EXERCISE DETAILS
Count every line in the data below where "shortcut" occurs, then state that number and nothing more.

DATA SECTION
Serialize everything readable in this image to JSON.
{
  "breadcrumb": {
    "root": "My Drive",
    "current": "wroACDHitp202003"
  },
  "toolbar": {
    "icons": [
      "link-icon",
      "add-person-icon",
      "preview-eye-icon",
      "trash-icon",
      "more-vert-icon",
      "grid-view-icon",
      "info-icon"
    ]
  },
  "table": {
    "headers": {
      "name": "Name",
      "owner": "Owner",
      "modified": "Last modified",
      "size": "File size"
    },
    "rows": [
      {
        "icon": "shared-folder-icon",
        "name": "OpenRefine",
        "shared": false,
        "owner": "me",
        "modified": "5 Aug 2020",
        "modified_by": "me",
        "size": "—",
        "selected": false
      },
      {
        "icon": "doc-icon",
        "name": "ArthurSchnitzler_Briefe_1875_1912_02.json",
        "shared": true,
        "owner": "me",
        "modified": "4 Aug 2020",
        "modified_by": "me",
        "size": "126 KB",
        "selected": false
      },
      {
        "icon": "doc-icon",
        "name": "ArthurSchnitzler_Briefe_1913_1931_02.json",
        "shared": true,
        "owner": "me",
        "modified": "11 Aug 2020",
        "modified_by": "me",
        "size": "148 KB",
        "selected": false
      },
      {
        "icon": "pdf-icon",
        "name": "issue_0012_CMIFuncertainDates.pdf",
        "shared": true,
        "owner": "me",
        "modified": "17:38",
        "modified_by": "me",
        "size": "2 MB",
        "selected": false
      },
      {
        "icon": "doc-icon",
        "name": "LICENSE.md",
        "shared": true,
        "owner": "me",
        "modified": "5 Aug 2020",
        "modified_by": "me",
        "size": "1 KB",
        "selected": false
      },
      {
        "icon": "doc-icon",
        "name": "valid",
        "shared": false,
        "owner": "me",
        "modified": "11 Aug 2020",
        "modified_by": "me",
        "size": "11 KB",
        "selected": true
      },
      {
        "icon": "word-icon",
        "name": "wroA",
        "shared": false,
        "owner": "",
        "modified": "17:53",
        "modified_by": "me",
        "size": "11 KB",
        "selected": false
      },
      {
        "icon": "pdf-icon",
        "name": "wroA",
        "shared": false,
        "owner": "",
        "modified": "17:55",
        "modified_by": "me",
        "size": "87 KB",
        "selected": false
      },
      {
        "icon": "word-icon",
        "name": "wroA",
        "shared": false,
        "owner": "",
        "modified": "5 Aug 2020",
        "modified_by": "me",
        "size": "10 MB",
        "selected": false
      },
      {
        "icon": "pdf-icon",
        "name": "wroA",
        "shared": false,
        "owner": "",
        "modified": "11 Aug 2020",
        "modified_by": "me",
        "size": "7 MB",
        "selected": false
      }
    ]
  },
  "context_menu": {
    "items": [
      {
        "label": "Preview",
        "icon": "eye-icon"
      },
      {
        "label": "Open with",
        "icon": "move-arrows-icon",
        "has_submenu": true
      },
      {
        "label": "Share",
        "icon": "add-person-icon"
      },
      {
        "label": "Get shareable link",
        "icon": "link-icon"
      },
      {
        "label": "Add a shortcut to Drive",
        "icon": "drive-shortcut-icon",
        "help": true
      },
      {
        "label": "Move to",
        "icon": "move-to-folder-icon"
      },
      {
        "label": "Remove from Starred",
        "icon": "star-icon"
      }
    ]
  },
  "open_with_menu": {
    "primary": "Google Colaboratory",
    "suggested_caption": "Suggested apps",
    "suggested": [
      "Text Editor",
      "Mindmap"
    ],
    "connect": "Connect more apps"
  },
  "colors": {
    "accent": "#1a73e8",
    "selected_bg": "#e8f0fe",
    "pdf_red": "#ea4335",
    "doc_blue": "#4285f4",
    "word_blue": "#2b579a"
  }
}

RESPONSE FOR THIS EXERCISE
2